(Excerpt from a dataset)
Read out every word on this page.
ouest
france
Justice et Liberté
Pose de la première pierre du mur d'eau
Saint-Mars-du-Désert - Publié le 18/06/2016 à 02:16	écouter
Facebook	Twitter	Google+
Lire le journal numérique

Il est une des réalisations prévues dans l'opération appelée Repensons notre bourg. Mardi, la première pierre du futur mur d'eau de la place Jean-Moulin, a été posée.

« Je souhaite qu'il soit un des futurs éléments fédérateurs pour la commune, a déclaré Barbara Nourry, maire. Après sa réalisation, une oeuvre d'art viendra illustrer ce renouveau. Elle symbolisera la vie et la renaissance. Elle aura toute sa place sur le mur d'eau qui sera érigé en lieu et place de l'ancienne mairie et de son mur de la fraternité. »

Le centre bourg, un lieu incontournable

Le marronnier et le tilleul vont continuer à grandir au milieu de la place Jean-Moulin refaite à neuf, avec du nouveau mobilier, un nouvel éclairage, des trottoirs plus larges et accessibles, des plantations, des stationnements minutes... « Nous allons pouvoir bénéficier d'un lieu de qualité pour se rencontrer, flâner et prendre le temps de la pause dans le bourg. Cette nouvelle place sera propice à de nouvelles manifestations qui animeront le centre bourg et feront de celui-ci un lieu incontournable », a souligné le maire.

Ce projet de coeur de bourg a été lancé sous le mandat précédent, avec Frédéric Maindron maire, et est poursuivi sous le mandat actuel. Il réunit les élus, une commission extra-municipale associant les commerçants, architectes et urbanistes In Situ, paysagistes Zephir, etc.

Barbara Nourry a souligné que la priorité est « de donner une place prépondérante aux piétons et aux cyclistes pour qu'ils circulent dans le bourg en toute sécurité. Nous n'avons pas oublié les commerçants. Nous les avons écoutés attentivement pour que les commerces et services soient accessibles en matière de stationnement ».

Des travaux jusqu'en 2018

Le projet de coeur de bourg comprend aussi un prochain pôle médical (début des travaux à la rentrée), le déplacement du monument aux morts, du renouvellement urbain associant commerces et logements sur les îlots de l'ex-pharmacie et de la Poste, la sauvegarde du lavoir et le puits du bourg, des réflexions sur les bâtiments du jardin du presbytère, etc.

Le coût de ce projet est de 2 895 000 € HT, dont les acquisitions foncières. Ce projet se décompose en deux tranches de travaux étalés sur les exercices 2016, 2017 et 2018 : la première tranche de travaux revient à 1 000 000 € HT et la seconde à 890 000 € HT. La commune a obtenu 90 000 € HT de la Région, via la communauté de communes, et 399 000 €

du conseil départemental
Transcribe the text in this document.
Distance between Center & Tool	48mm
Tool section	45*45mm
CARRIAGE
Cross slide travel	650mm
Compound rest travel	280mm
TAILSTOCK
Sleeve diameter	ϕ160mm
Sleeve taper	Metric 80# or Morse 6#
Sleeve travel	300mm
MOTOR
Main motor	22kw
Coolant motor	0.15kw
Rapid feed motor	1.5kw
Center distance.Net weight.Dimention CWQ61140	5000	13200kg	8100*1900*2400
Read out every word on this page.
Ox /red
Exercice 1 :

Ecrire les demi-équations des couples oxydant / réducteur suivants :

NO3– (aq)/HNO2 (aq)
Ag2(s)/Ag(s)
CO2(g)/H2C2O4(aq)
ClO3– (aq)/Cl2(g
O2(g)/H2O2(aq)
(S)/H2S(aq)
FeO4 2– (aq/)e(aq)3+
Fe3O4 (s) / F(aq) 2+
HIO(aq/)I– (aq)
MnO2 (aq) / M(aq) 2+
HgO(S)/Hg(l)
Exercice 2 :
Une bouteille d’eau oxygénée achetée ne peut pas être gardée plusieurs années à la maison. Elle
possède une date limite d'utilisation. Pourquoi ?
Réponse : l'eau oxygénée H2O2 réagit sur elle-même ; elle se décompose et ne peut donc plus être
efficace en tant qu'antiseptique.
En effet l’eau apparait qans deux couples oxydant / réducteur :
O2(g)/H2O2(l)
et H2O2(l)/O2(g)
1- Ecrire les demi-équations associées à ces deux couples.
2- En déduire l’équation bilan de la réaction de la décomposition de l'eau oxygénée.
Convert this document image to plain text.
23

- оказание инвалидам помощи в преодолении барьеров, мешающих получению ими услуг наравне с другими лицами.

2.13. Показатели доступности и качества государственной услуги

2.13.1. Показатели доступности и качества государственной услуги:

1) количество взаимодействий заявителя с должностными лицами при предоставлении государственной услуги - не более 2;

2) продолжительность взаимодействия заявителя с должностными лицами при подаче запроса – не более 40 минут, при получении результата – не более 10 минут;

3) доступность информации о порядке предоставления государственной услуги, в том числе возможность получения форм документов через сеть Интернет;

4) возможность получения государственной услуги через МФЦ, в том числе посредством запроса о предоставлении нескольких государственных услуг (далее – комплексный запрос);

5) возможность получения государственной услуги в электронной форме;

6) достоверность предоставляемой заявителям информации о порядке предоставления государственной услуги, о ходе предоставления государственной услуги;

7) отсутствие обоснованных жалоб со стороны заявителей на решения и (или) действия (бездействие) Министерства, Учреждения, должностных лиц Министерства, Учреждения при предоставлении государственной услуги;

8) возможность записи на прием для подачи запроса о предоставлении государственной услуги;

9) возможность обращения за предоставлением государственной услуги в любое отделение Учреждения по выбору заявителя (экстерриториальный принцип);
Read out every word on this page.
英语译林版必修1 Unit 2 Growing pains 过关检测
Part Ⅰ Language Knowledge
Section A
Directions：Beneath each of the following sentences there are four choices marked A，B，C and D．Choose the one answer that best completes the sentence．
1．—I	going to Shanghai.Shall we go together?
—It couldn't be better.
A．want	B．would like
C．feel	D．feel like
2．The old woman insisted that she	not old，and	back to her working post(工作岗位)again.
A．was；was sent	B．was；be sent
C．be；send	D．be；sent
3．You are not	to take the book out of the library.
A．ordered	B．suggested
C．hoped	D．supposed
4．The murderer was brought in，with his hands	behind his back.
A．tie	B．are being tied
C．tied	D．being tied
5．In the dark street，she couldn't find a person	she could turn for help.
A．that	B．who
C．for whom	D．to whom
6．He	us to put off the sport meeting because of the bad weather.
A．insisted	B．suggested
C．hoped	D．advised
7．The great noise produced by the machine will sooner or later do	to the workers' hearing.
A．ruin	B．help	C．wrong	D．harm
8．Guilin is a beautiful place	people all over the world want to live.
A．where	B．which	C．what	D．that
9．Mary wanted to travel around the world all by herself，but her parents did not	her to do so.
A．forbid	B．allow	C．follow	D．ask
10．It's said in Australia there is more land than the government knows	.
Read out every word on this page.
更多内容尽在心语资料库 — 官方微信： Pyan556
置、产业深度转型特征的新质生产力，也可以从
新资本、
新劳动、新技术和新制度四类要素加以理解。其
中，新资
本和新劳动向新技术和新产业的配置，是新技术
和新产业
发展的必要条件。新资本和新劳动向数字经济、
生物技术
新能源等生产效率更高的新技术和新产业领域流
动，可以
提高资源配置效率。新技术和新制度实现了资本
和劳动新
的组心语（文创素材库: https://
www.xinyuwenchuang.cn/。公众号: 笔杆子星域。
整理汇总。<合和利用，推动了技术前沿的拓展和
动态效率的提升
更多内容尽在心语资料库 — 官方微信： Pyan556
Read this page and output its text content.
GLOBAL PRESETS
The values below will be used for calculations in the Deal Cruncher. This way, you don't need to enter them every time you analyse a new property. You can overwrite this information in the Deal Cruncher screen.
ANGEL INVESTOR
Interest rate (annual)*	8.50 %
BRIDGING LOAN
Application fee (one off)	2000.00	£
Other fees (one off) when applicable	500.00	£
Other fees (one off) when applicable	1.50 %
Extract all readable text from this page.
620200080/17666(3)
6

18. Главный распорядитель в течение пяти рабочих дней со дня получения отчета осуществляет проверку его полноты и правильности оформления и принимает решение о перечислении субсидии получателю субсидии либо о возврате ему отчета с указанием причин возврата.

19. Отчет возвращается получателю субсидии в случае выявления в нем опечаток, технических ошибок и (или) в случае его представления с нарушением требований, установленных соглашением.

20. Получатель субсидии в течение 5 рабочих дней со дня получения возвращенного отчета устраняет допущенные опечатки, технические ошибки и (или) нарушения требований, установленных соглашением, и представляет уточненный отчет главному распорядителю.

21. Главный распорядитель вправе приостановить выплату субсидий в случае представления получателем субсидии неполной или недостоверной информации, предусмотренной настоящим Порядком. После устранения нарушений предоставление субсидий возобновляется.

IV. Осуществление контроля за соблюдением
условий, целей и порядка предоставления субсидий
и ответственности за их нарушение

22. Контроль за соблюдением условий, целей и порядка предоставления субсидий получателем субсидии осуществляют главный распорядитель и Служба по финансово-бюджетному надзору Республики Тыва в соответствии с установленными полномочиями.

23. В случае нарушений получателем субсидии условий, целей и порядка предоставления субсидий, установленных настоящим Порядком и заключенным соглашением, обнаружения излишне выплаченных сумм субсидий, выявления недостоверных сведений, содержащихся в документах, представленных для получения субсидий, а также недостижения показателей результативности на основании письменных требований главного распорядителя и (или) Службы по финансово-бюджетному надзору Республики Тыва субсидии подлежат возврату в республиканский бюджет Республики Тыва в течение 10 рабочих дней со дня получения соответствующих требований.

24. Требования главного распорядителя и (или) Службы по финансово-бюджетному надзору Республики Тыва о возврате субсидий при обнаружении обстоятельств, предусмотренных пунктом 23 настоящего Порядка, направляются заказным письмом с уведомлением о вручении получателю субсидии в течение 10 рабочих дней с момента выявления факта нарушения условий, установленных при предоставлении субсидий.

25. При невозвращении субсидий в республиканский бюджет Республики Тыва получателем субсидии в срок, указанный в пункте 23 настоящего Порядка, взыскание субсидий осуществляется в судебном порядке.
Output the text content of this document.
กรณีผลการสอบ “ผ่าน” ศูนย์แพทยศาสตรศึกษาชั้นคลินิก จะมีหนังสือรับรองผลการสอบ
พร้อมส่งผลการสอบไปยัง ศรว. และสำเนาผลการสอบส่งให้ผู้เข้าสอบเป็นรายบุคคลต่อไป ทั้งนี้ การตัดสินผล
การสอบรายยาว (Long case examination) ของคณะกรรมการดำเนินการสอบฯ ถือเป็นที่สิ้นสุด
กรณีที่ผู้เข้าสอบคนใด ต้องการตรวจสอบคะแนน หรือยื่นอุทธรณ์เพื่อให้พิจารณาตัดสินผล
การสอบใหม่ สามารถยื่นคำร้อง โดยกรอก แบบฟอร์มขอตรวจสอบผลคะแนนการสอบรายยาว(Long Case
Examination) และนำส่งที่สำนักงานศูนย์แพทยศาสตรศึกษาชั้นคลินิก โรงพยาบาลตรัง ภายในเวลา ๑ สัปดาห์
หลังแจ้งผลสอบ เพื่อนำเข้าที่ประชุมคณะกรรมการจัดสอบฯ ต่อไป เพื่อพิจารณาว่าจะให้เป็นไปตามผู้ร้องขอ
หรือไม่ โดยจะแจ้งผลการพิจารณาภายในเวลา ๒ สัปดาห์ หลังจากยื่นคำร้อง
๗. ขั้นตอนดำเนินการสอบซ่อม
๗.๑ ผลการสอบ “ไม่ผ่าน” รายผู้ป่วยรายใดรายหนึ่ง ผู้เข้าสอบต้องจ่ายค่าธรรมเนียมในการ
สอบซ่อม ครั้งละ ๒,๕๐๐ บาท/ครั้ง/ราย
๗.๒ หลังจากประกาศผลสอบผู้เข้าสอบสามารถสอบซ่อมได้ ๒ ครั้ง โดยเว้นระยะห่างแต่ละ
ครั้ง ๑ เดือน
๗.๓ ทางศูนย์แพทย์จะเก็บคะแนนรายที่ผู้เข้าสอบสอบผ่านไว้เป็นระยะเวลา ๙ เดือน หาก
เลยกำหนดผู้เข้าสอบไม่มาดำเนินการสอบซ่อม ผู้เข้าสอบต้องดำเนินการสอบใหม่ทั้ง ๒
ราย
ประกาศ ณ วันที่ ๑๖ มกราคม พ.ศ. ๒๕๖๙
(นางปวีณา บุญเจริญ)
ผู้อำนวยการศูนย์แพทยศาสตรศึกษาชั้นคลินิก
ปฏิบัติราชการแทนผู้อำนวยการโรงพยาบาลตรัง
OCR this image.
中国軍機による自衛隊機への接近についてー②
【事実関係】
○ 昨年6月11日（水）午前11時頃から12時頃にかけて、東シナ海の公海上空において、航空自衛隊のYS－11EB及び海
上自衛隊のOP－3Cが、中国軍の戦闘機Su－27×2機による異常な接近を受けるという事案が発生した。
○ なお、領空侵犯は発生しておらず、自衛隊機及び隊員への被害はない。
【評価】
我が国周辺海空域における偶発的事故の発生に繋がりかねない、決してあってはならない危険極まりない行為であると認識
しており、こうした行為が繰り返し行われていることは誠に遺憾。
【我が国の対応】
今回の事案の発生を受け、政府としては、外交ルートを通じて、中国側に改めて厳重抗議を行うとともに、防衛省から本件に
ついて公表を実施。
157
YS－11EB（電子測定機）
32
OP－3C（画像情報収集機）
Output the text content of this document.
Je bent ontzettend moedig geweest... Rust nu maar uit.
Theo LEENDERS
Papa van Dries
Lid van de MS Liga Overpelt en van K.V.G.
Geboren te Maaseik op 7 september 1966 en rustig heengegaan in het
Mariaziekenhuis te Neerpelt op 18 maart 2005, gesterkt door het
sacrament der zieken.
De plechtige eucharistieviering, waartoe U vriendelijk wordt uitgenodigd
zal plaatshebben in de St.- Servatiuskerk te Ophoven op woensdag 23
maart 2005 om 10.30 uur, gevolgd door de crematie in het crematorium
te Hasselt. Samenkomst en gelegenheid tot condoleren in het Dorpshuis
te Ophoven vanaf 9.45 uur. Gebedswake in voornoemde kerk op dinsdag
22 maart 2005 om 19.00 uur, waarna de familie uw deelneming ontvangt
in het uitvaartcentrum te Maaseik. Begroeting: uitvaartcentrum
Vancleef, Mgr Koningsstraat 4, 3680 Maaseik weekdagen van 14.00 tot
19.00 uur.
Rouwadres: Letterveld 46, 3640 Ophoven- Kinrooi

WORK TO DO:
Scan the records above for the string "will", then select every line that holds it.

WRITTEN REPLY:
7．The great noise produced by the machine will sooner or later do	to the workers' hearing.
The values below will be used for calculations in the Deal Cruncher. This way, you don't need to enter them every time you analyse a new property. You can overwrite this information in the Deal Cruncher screen.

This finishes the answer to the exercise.